Exercise details | From the listing below, pull out every line where the string "buntàta" appears.

Entries shown |
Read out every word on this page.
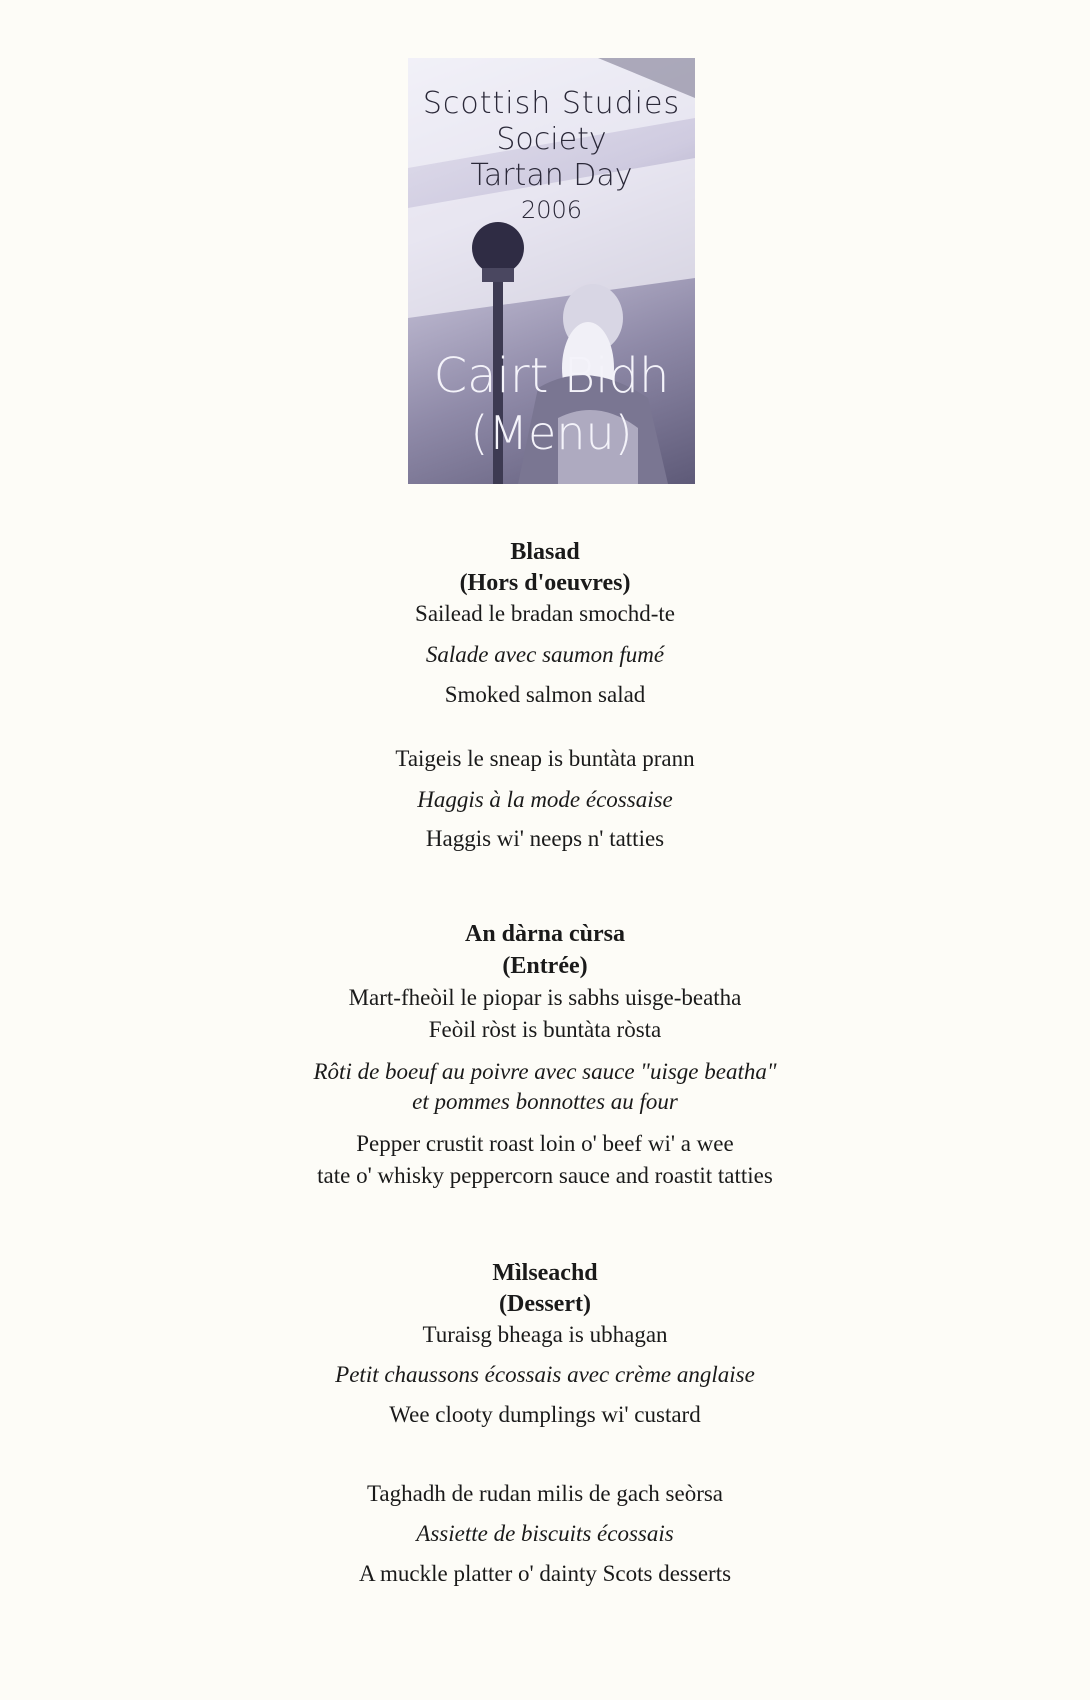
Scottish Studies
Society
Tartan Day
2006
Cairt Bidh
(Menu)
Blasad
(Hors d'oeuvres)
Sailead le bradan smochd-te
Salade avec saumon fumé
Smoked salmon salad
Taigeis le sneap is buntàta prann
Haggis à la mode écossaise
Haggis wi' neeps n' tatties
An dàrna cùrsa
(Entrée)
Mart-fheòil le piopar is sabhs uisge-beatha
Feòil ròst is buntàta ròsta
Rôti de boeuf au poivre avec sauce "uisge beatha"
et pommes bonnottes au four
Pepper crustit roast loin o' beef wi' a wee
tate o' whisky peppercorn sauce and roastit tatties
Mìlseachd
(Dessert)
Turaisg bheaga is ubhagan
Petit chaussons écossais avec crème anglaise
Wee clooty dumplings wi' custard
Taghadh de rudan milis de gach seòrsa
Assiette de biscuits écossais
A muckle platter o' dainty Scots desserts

Exercise response |
Taigeis le sneap is buntàta prann
Feòil ròst is buntàta ròsta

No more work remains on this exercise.